## INSTRUCTIONS FOR THE TASK
Return each line of the listing that contains the string "color".
======== INPUT ========
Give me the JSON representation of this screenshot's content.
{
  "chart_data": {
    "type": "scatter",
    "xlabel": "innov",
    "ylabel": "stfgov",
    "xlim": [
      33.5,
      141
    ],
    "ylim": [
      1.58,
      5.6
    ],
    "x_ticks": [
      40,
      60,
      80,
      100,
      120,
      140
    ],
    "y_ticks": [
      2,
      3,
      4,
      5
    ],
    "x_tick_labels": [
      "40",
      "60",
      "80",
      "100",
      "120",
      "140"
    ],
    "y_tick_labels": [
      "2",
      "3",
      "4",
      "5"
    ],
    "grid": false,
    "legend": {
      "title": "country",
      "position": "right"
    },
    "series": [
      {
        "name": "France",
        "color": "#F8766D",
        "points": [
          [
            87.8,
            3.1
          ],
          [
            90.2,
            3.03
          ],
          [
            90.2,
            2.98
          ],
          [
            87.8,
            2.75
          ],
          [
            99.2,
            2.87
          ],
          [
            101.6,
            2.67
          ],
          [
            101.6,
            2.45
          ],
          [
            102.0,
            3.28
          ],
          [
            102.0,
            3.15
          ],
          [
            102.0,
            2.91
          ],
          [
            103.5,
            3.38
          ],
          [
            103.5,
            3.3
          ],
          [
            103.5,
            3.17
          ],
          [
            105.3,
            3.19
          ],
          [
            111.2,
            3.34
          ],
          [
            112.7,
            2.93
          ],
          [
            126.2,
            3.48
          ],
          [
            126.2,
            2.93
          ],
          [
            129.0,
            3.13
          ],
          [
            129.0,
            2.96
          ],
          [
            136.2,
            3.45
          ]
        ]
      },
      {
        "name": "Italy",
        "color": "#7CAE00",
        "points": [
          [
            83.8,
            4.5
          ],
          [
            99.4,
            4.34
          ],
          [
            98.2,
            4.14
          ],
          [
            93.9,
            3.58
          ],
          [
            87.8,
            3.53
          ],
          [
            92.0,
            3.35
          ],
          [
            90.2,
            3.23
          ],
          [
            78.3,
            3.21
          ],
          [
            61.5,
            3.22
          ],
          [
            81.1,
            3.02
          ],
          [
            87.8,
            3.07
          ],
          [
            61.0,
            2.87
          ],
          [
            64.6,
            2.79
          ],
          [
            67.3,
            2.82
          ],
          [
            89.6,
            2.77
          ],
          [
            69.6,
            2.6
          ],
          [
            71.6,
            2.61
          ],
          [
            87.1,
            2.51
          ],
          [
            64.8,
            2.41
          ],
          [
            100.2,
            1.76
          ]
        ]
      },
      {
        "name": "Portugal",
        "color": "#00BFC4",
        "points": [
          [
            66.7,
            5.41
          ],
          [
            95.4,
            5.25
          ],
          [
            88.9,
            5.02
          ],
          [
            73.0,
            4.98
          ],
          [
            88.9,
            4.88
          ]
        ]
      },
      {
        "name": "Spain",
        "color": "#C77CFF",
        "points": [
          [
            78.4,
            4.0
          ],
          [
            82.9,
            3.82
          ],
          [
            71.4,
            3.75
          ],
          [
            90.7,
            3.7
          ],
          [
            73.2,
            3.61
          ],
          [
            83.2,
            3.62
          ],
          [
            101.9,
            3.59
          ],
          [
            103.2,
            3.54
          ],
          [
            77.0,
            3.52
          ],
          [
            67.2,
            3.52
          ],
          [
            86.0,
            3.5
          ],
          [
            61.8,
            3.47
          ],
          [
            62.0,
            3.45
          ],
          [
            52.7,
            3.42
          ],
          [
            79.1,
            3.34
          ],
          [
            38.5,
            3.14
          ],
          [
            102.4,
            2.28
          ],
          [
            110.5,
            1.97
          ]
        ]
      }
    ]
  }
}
========
## OUTPUT OF THE TASK
        "color": "#F8766D",
        "color": "#7CAE00",
        "color": "#00BFC4",
        "color": "#C77CFF",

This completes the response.